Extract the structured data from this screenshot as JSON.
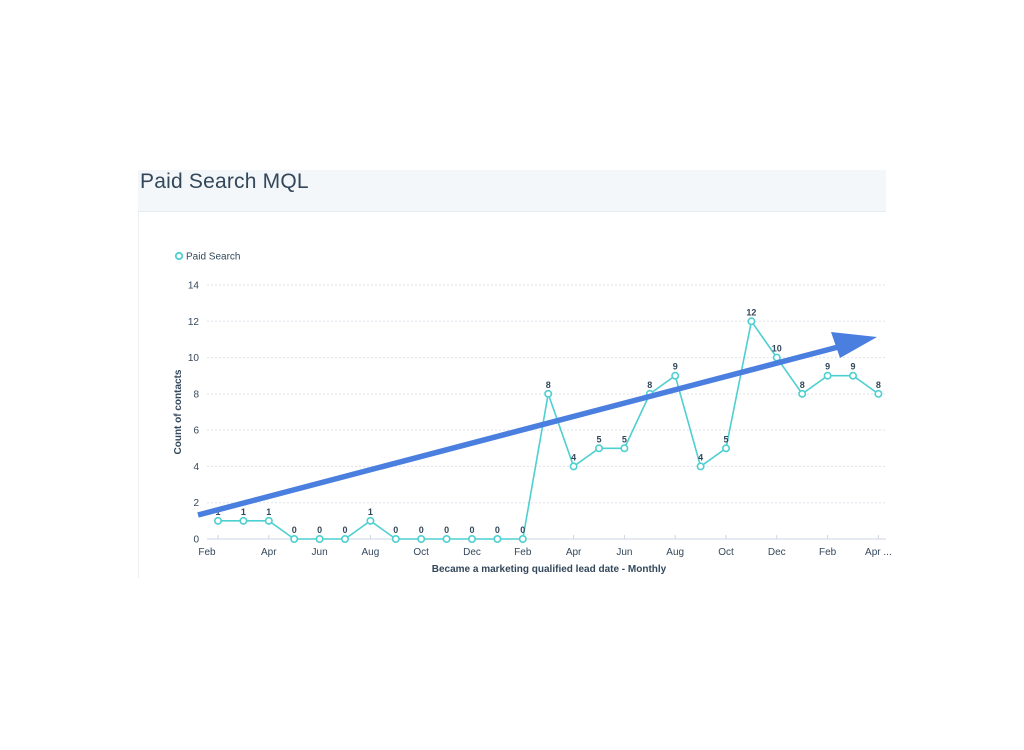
{
  "card": {
    "title": "Paid Search MQL"
  },
  "colors": {
    "series": "#4ecfd0",
    "trend_arrow": "#4a7fe0",
    "grid": "#dfe3eb",
    "text": "#33475b",
    "header_bg": "#f4f7f9"
  },
  "legend": {
    "items": [
      {
        "label": "Paid Search",
        "icon": "circle-marker-icon"
      }
    ]
  },
  "axes": {
    "y_title": "Count of contacts",
    "x_title": "Became a marketing qualified lead date - Monthly",
    "y_ticks": [
      "0",
      "2",
      "4",
      "6",
      "8",
      "10",
      "12",
      "14"
    ],
    "x_ticks": [
      "Feb",
      "Apr",
      "Jun",
      "Aug",
      "Oct",
      "Dec",
      "Feb",
      "Apr",
      "Jun",
      "Aug",
      "Oct",
      "Dec",
      "Feb",
      "Apr ..."
    ]
  },
  "chart_data": {
    "type": "line",
    "title": "Paid Search MQL",
    "xlabel": "Became a marketing qualified lead date - Monthly",
    "ylabel": "Count of contacts",
    "ylim": [
      0,
      14
    ],
    "grid": true,
    "legend_position": "top-left",
    "categories": [
      "Feb",
      "Mar",
      "Apr",
      "May",
      "Jun",
      "Jul",
      "Aug",
      "Sep",
      "Oct",
      "Nov",
      "Dec",
      "Jan",
      "Feb",
      "Mar",
      "Apr",
      "May",
      "Jun",
      "Jul",
      "Aug",
      "Sep",
      "Oct",
      "Nov",
      "Dec",
      "Jan",
      "Feb",
      "Mar",
      "Apr"
    ],
    "series": [
      {
        "name": "Paid Search",
        "values": [
          1,
          1,
          1,
          0,
          0,
          0,
          1,
          0,
          0,
          0,
          0,
          0,
          0,
          8,
          4,
          5,
          5,
          8,
          9,
          4,
          5,
          12,
          10,
          8,
          9,
          9,
          8
        ]
      }
    ],
    "annotations": [
      {
        "type": "trend-arrow",
        "description": "Upward trend arrow drawn from bottom-left to top-right"
      }
    ]
  }
}
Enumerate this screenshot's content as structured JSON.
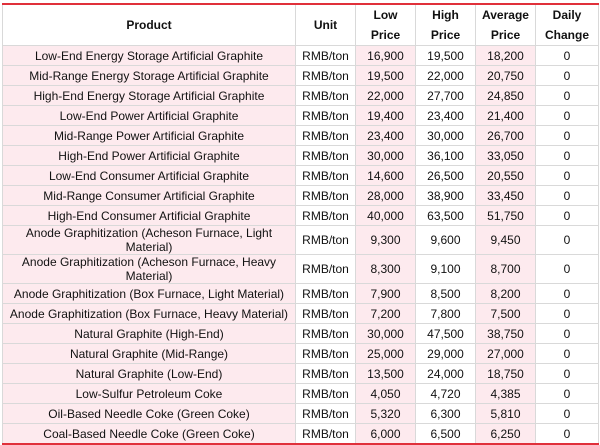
{
  "table": {
    "header": [
      "Product",
      "Unit",
      "Low Price",
      "High Price",
      "Average Price",
      "Daily Change"
    ],
    "rows": [
      [
        "Low-End Energy Storage Artificial Graphite",
        "RMB/ton",
        "16,900",
        "19,500",
        "18,200",
        "0"
      ],
      [
        "Mid-Range Energy Storage Artificial Graphite",
        "RMB/ton",
        "19,500",
        "22,000",
        "20,750",
        "0"
      ],
      [
        "High-End Energy Storage Artificial Graphite",
        "RMB/ton",
        "22,000",
        "27,700",
        "24,850",
        "0"
      ],
      [
        "Low-End Power Artificial Graphite",
        "RMB/ton",
        "19,400",
        "23,400",
        "21,400",
        "0"
      ],
      [
        "Mid-Range Power Artificial Graphite",
        "RMB/ton",
        "23,400",
        "30,000",
        "26,700",
        "0"
      ],
      [
        "High-End Power Artificial Graphite",
        "RMB/ton",
        "30,000",
        "36,100",
        "33,050",
        "0"
      ],
      [
        "Low-End Consumer Artificial Graphite",
        "RMB/ton",
        "14,600",
        "26,500",
        "20,550",
        "0"
      ],
      [
        "Mid-Range Consumer Artificial Graphite",
        "RMB/ton",
        "28,000",
        "38,900",
        "33,450",
        "0"
      ],
      [
        "High-End Consumer Artificial Graphite",
        "RMB/ton",
        "40,000",
        "63,500",
        "51,750",
        "0"
      ],
      [
        "Anode Graphitization (Acheson Furnace, Light Material)",
        "RMB/ton",
        "9,300",
        "9,600",
        "9,450",
        "0"
      ],
      [
        "Anode Graphitization (Acheson Furnace, Heavy Material)",
        "RMB/ton",
        "8,300",
        "9,100",
        "8,700",
        "0"
      ],
      [
        "Anode Graphitization (Box Furnace, Light Material)",
        "RMB/ton",
        "7,900",
        "8,500",
        "8,200",
        "0"
      ],
      [
        "Anode Graphitization (Box Furnace, Heavy Material)",
        "RMB/ton",
        "7,200",
        "7,800",
        "7,500",
        "0"
      ],
      [
        "Natural Graphite (High-End)",
        "RMB/ton",
        "30,000",
        "47,500",
        "38,750",
        "0"
      ],
      [
        "Natural Graphite (Mid-Range)",
        "RMB/ton",
        "25,000",
        "29,000",
        "27,000",
        "0"
      ],
      [
        "Natural Graphite (Low-End)",
        "RMB/ton",
        "13,500",
        "24,000",
        "18,750",
        "0"
      ],
      [
        "Low-Sulfur Petroleum Coke",
        "RMB/ton",
        "4,050",
        "4,720",
        "4,385",
        "0"
      ],
      [
        "Oil-Based Needle Coke (Green Coke)",
        "RMB/ton",
        "5,320",
        "6,300",
        "5,810",
        "0"
      ],
      [
        "Coal-Based Needle Coke (Green Coke)",
        "RMB/ton",
        "6,000",
        "6,500",
        "6,250",
        "0"
      ]
    ]
  }
}
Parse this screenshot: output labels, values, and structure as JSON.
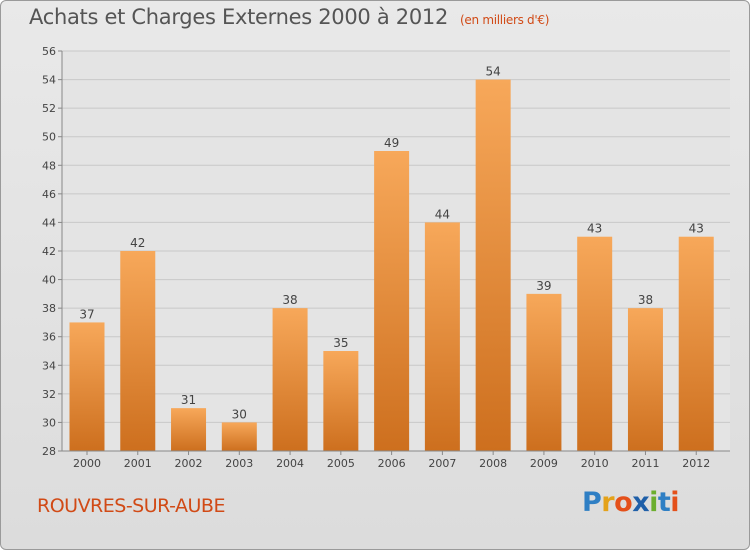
{
  "title": "Achats et Charges Externes 2000 à 2012",
  "subtitle": "(en milliers d'€)",
  "place": "ROUVRES-SUR-AUBE",
  "brand": {
    "letters": [
      "P",
      "r",
      "o",
      "x",
      "i",
      "t",
      "i"
    ],
    "colors": [
      "#2f7fc4",
      "#e4a21a",
      "#e4501a",
      "#1f5fa8",
      "#6cae2e",
      "#2f7fc4",
      "#e4501a"
    ]
  },
  "colors": {
    "bar_top": "#f7a85a",
    "bar_bottom": "#cd6f1e",
    "grid": "#c8c8c8",
    "text": "#444444",
    "accent": "#d14a16"
  },
  "chart_data": {
    "type": "bar",
    "categories": [
      "2000",
      "2001",
      "2002",
      "2003",
      "2004",
      "2005",
      "2006",
      "2007",
      "2008",
      "2009",
      "2010",
      "2011",
      "2012"
    ],
    "values": [
      37,
      42,
      31,
      30,
      38,
      35,
      49,
      44,
      54,
      39,
      43,
      38,
      43
    ],
    "ylim": [
      28,
      56
    ],
    "yticks": [
      28,
      30,
      32,
      34,
      36,
      38,
      40,
      42,
      44,
      46,
      48,
      50,
      52,
      54,
      56
    ],
    "grid": true,
    "legend": false
  }
}
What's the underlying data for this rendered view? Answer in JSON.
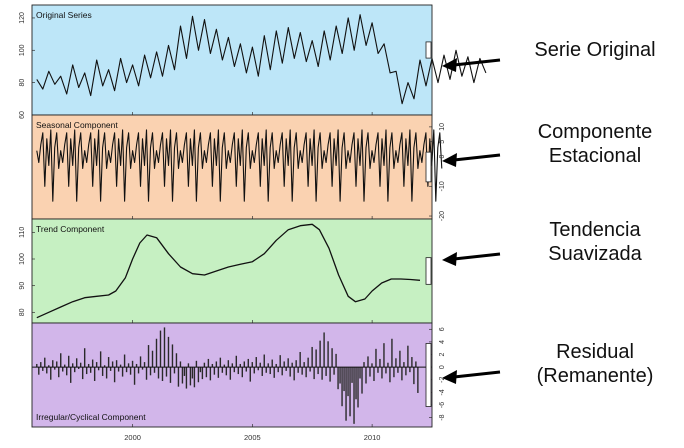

※

● Problem: Transcribe every line from the records above without alteration, and leave out the images.

● Answer:
Extract the structured data from this screenshot as JSON.
{
  "card": {
    "title": "Paid Search MQL"
  },
  "colors": {
    "series": "#4ecfd0",
    "trend_arrow": "#4a7fe0",
    "grid": "#dfe3eb",
    "text": "#33475b",
    "header_bg": "#f4f7f9"
  },
  "legend": {
    "items": [
      {
        "label": "Paid Search",
        "icon": "circle-marker-icon"
      }
    ]
  },
  "axes": {
    "y_title": "Count of contacts",
    "x_title": "Became a marketing qualified lead date - Monthly",
    "y_ticks": [
      "0",
      "2",
      "4",
      "6",
      "8",
      "10",
      "12",
      "14"
    ],
    "x_ticks": [
      "Feb",
      "Apr",
      "Jun",
      "Aug",
      "Oct",
      "Dec",
      "Feb",
      "Apr",
      "Jun",
      "Aug",
      "Oct",
      "Dec",
      "Feb",
      "Apr ..."
    ]
  },
  "chart_data": {
    "type": "line",
    "title": "Paid Search MQL",
    "xlabel": "Became a marketing qualified lead date - Monthly",
    "ylabel": "Count of contacts",
    "ylim": [
      0,
      14
    ],
    "grid": true,
    "legend_position": "top-left",
    "categories": [
      "Feb",
      "Mar",
      "Apr",
      "May",
      "Jun",
      "Jul",
      "Aug",
      "Sep",
      "Oct",
      "Nov",
      "Dec",
      "Jan",
      "Feb",
      "Mar",
      "Apr",
      "May",
      "Jun",
      "Jul",
      "Aug",
      "Sep",
      "Oct",
      "Nov",
      "Dec",
      "Jan",
      "Feb",
      "Mar",
      "Apr"
    ],
    "series": [
      {
        "name": "Paid Search",
        "values": [
          1,
          1,
          1,
          0,
          0,
          0,
          1,
          0,
          0,
          0,
          0,
          0,
          0,
          8,
          4,
          5,
          5,
          8,
          9,
          4,
          5,
          12,
          10,
          8,
          9,
          9,
          8
        ]
      }
    ],
    "annotations": [
      {
        "type": "trend-arrow",
        "description": "Upward trend arrow drawn from bottom-left to top-right"
      }
    ]
  }
}
Enumerate this screenshot's content as structured JSON.
{
  "table": {
    "header": [
      "Product",
      "Unit",
      "Low Price",
      "High Price",
      "Average Price",
      "Daily Change"
    ],
    "rows": [
      [
        "Low-End Energy Storage Artificial Graphite",
        "RMB/ton",
        "16,900",
        "19,500",
        "18,200",
        "0"
      ],
      [
        "Mid-Range Energy Storage Artificial Graphite",
        "RMB/ton",
        "19,500",
        "22,000",
        "20,750",
        "0"
      ],
      [
        "High-End Energy Storage Artificial Graphite",
        "RMB/ton",
        "22,000",
        "27,700",
        "24,850",
        "0"
      ],
      [
        "Low-End Power Artificial Graphite",
        "RMB/ton",
        "19,400",
        "23,400",
        "21,400",
        "0"
      ],
      [
        "Mid-Range Power Artificial Graphite",
        "RMB/ton",
        "23,400",
        "30,000",
        "26,700",
        "0"
      ],
      [
        "High-End Power Artificial Graphite",
        "RMB/ton",
        "30,000",
        "36,100",
        "33,050",
        "0"
      ],
      [
        "Low-End Consumer Artificial Graphite",
        "RMB/ton",
        "14,600",
        "26,500",
        "20,550",
        "0"
      ],
      [
        "Mid-Range Consumer Artificial Graphite",
        "RMB/ton",
        "28,000",
        "38,900",
        "33,450",
        "0"
      ],
      [
        "High-End Consumer Artificial Graphite",
        "RMB/ton",
        "40,000",
        "63,500",
        "51,750",
        "0"
      ],
      [
        "Anode Graphitization (Acheson Furnace, Light Material)",
        "RMB/ton",
        "9,300",
        "9,600",
        "9,450",
        "0"
      ],
      [
        "Anode Graphitization (Acheson Furnace, Heavy Material)",
        "RMB/ton",
        "8,300",
        "9,100",
        "8,700",
        "0"
      ],
      [
        "Anode Graphitization (Box Furnace, Light Material)",
        "RMB/ton",
        "7,900",
        "8,500",
        "8,200",
        "0"
      ],
      [
        "Anode Graphitization (Box Furnace, Heavy Material)",
        "RMB/ton",
        "7,200",
        "7,800",
        "7,500",
        "0"
      ],
      [
        "Natural Graphite (High-End)",
        "RMB/ton",
        "30,000",
        "47,500",
        "38,750",
        "0"
      ],
      [
        "Natural Graphite (Mid-Range)",
        "RMB/ton",
        "25,000",
        "29,000",
        "27,000",
        "0"
      ],
      [
        "Natural Graphite (Low-End)",
        "RMB/ton",
        "13,500",
        "24,000",
        "18,750",
        "0"
      ],
      [
        "Low-Sulfur Petroleum Coke",
        "RMB/ton",
        "4,050",
        "4,720",
        "4,385",
        "0"
      ],
      [
        "Oil-Based Needle Coke (Green Coke)",
        "RMB/ton",
        "5,320",
        "6,300",
        "5,810",
        "0"
      ],
      [
        "Coal-Based Needle Coke (Green Coke)",
        "RMB/ton",
        "6,000",
        "6,500",
        "6,250",
        "0"
      ]
    ]
  }
}
Parse this screenshot: output labels, values, and structure as JSON.
{
  "title": "Achats et Charges Externes 2000 à 2012",
  "subtitle": "(en milliers d'€)",
  "place": "ROUVRES-SUR-AUBE",
  "brand": {
    "letters": [
      "P",
      "r",
      "o",
      "x",
      "i",
      "t",
      "i"
    ],
    "colors": [
      "#2f7fc4",
      "#e4a21a",
      "#e4501a",
      "#1f5fa8",
      "#6cae2e",
      "#2f7fc4",
      "#e4501a"
    ]
  },
  "colors": {
    "bar_top": "#f7a85a",
    "bar_bottom": "#cd6f1e",
    "grid": "#c8c8c8",
    "text": "#444444",
    "accent": "#d14a16"
  },
  "chart_data": {
    "type": "bar",
    "categories": [
      "2000",
      "2001",
      "2002",
      "2003",
      "2004",
      "2005",
      "2006",
      "2007",
      "2008",
      "2009",
      "2010",
      "2011",
      "2012"
    ],
    "values": [
      37,
      42,
      31,
      30,
      38,
      35,
      49,
      44,
      54,
      39,
      43,
      38,
      43
    ],
    "ylim": [
      28,
      56
    ],
    "yticks": [
      28,
      30,
      32,
      34,
      36,
      38,
      40,
      42,
      44,
      46,
      48,
      50,
      52,
      54,
      56
    ],
    "grid": true,
    "legend": false
  }
}
What's the underlying data for this rendered view? Answer in JSON.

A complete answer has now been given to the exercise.